[Images of document pages with text]
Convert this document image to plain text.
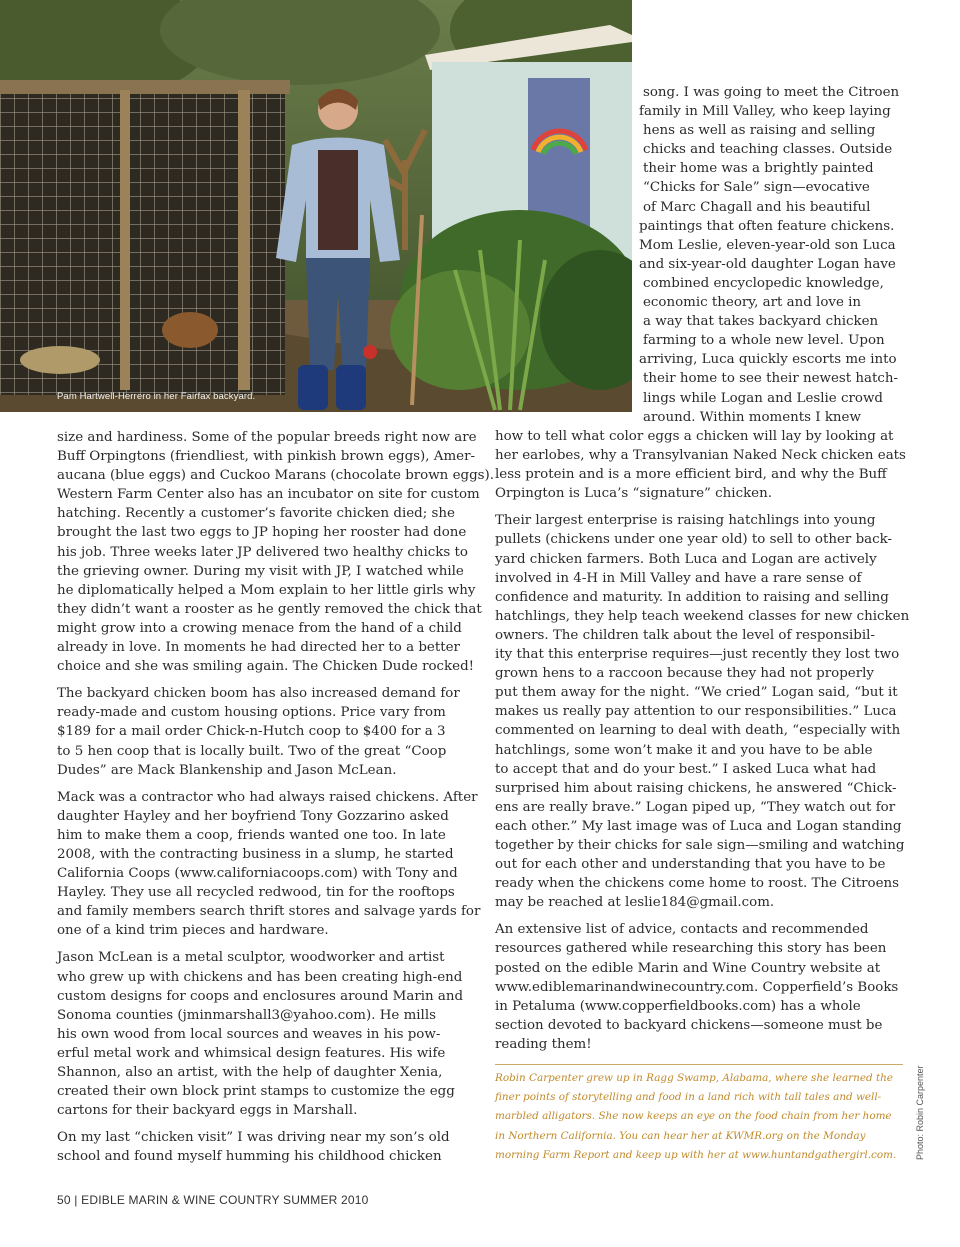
Pam Hartwell-Herrero in her Fairfax backyard.
song. I was going to meet the Citroen
family in Mill Valley, who keep laying
hens as well as raising and selling
chicks and teaching classes. Outside
their home was a brightly painted
“Chicks for Sale” sign—evocative
of Marc Chagall and his beautiful
paintings that often feature chickens.
Mom Leslie, eleven-year-old son Luca
and six-year-old daughter Logan have
combined encyclopedic knowledge,
economic theory, art and love in
a way that takes backyard chicken
farming to a whole new level. Upon
arriving, Luca quickly escorts me into
their home to see their newest hatch-
lings while Logan and Leslie crowd
around. Within moments I knew
size and hardiness. Some of the popular breeds right now are
Buff Orpingtons (friendliest, with pinkish brown eggs), Amer-
aucana (blue eggs) and Cuckoo Marans (chocolate brown eggs).
Western Farm Center also has an incubator on site for custom
hatching. Recently a customer’s favorite chicken died; she
brought the last two eggs to JP hoping her rooster had done
his job. Three weeks later JP delivered two healthy chicks to
the grieving owner. During my visit with JP, I watched while
he diplomatically helped a Mom explain to her little girls why
they didn’t want a rooster as he gently removed the chick that
might grow into a crowing menace from the hand of a child
already in love. In moments he had directed her to a better
choice and she was smiling again. The Chicken Dude rocked!
The backyard chicken boom has also increased demand for
ready-made and custom housing options. Price vary from
$189 for a mail order Chick-n-Hutch coop to $400 for a 3
to 5 hen coop that is locally built. Two of the great “Coop
Dudes” are Mack Blankenship and Jason McLean.
Mack was a contractor who had always raised chickens. After
daughter Hayley and her boyfriend Tony Gozzarino asked
him to make them a coop, friends wanted one too. In late
2008, with the contracting business in a slump, he started
California Coops (www.californiacoops.com) with Tony and
Hayley. They use all recycled redwood, tin for the rooftops
and family members search thrift stores and salvage yards for
one of a kind trim pieces and hardware.
Jason McLean is a metal sculptor, woodworker and artist
who grew up with chickens and has been creating high-end
custom designs for coops and enclosures around Marin and
Sonoma counties (jminmarshall3@yahoo.com). He mills
his own wood from local sources and weaves in his pow-
erful metal work and whimsical design features. His wife
Shannon, also an artist, with the help of daughter Xenia,
created their own block print stamps to customize the egg
cartons for their backyard eggs in Marshall.
On my last “chicken visit” I was driving near my son’s old
school and found myself humming his childhood chicken
how to tell what color eggs a chicken will lay by looking at
her earlobes, why a Transylvanian Naked Neck chicken eats
less protein and is a more efficient bird, and why the Buff
Orpington is Luca’s “signature” chicken.
Their largest enterprise is raising hatchlings into young
pullets (chickens under one year old) to sell to other back-
yard chicken farmers. Both Luca and Logan are actively
involved in 4-H in Mill Valley and have a rare sense of
confidence and maturity. In addition to raising and selling
hatchlings, they help teach weekend classes for new chicken
owners. The children talk about the level of responsibil-
ity that this enterprise requires—just recently they lost two
grown hens to a raccoon because they had not properly
put them away for the night. “We cried” Logan said, “but it
makes us really pay attention to our responsibilities.” Luca
commented on learning to deal with death, “especially with
hatchlings, some won’t make it and you have to be able
to accept that and do your best.” I asked Luca what had
surprised him about raising chickens, he answered “Chick-
ens are really brave.” Logan piped up, “They watch out for
each other.” My last image was of Luca and Logan standing
together by their chicks for sale sign—smiling and watching
out for each other and understanding that you have to be
ready when the chickens come home to roost. The Citroens
may be reached at leslie184@gmail.com.
An extensive list of advice, contacts and recommended
resources gathered while researching this story has been
posted on the edible Marin and Wine Country website at
www.ediblemarinandwinecountry.com. Copperfield’s Books
in Petaluma (www.copperfieldbooks.com) has a whole
section devoted to backyard chickens—someone must be
reading them!
Robin Carpenter grew up in Ragg Swamp, Alabama, where she learned the
finer points of storytelling and food in a land rich with tall tales and well-
marbled alligators. She now keeps an eye on the food chain from her home
in Northern California. You can hear her at KWMR.org on the Monday
morning Farm Report and keep up with her at www.huntandgathergirl.com.	Photo: Robin Carpenter
50 | EDIBLE MARIN & WINE COUNTRY SUMMER 2010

▶ [What this task involves]:
Could you restate every record above word for word, dropping the pictures?

▶ [Expected answer]:
Convert this document image to plain text.
Pam Hartwell-Herrero in her Fairfax backyard.
song. I was going to meet the Citroen
family in Mill Valley, who keep laying
hens as well as raising and selling
chicks and teaching classes. Outside
their home was a brightly painted
“Chicks for Sale” sign—evocative
of Marc Chagall and his beautiful
paintings that often feature chickens.
Mom Leslie, eleven-year-old son Luca
and six-year-old daughter Logan have
combined encyclopedic knowledge,
economic theory, art and love in
a way that takes backyard chicken
farming to a whole new level. Upon
arriving, Luca quickly escorts me into
their home to see their newest hatch-
lings while Logan and Leslie crowd
around. Within moments I knew
size and hardiness. Some of the popular breeds right now are
Buff Orpingtons (friendliest, with pinkish brown eggs), Amer-
aucana (blue eggs) and Cuckoo Marans (chocolate brown eggs).
Western Farm Center also has an incubator on site for custom
hatching. Recently a customer’s favorite chicken died; she
brought the last two eggs to JP hoping her rooster had done
his job. Three weeks later JP delivered two healthy chicks to
the grieving owner. During my visit with JP, I watched while
he diplomatically helped a Mom explain to her little girls why
they didn’t want a rooster as he gently removed the chick that
might grow into a crowing menace from the hand of a child
already in love. In moments he had directed her to a better
choice and she was smiling again. The Chicken Dude rocked!
The backyard chicken boom has also increased demand for
ready-made and custom housing options. Price vary from
$189 for a mail order Chick-n-Hutch coop to $400 for a 3
to 5 hen coop that is locally built. Two of the great “Coop
Dudes” are Mack Blankenship and Jason McLean.
Mack was a contractor who had always raised chickens. After
daughter Hayley and her boyfriend Tony Gozzarino asked
him to make them a coop, friends wanted one too. In late
2008, with the contracting business in a slump, he started
California Coops (www.californiacoops.com) with Tony and
Hayley. They use all recycled redwood, tin for the rooftops
and family members search thrift stores and salvage yards for
one of a kind trim pieces and hardware.
Jason McLean is a metal sculptor, woodworker and artist
who grew up with chickens and has been creating high-end
custom designs for coops and enclosures around Marin and
Sonoma counties (jminmarshall3@yahoo.com). He mills
his own wood from local sources and weaves in his pow-
erful metal work and whimsical design features. His wife
Shannon, also an artist, with the help of daughter Xenia,
created their own block print stamps to customize the egg
cartons for their backyard eggs in Marshall.
On my last “chicken visit” I was driving near my son’s old
school and found myself humming his childhood chicken
how to tell what color eggs a chicken will lay by looking at
her earlobes, why a Transylvanian Naked Neck chicken eats
less protein and is a more efficient bird, and why the Buff
Orpington is Luca’s “signature” chicken.
Their largest enterprise is raising hatchlings into young
pullets (chickens under one year old) to sell to other back-
yard chicken farmers. Both Luca and Logan are actively
involved in 4-H in Mill Valley and have a rare sense of
confidence and maturity. In addition to raising and selling
hatchlings, they help teach weekend classes for new chicken
owners. The children talk about the level of responsibil-
ity that this enterprise requires—just recently they lost two
grown hens to a raccoon because they had not properly
put them away for the night. “We cried” Logan said, “but it
makes us really pay attention to our responsibilities.” Luca
commented on learning to deal with death, “especially with
hatchlings, some won’t make it and you have to be able
to accept that and do your best.” I asked Luca what had
surprised him about raising chickens, he answered “Chick-
ens are really brave.” Logan piped up, “They watch out for
each other.” My last image was of Luca and Logan standing
together by their chicks for sale sign—smiling and watching
out for each other and understanding that you have to be
ready when the chickens come home to roost. The Citroens
may be reached at leslie184@gmail.com.
An extensive list of advice, contacts and recommended
resources gathered while researching this story has been
posted on the edible Marin and Wine Country website at
www.ediblemarinandwinecountry.com. Copperfield’s Books
in Petaluma (www.copperfieldbooks.com) has a whole
section devoted to backyard chickens—someone must be
reading them!
Robin Carpenter grew up in Ragg Swamp, Alabama, where she learned the
finer points of storytelling and food in a land rich with tall tales and well-
marbled alligators. She now keeps an eye on the food chain from her home
in Northern California. You can hear her at KWMR.org on the Monday
morning Farm Report and keep up with her at www.huntandgathergirl.com.	Photo: Robin Carpenter
50 | EDIBLE MARIN & WINE COUNTRY SUMMER 2010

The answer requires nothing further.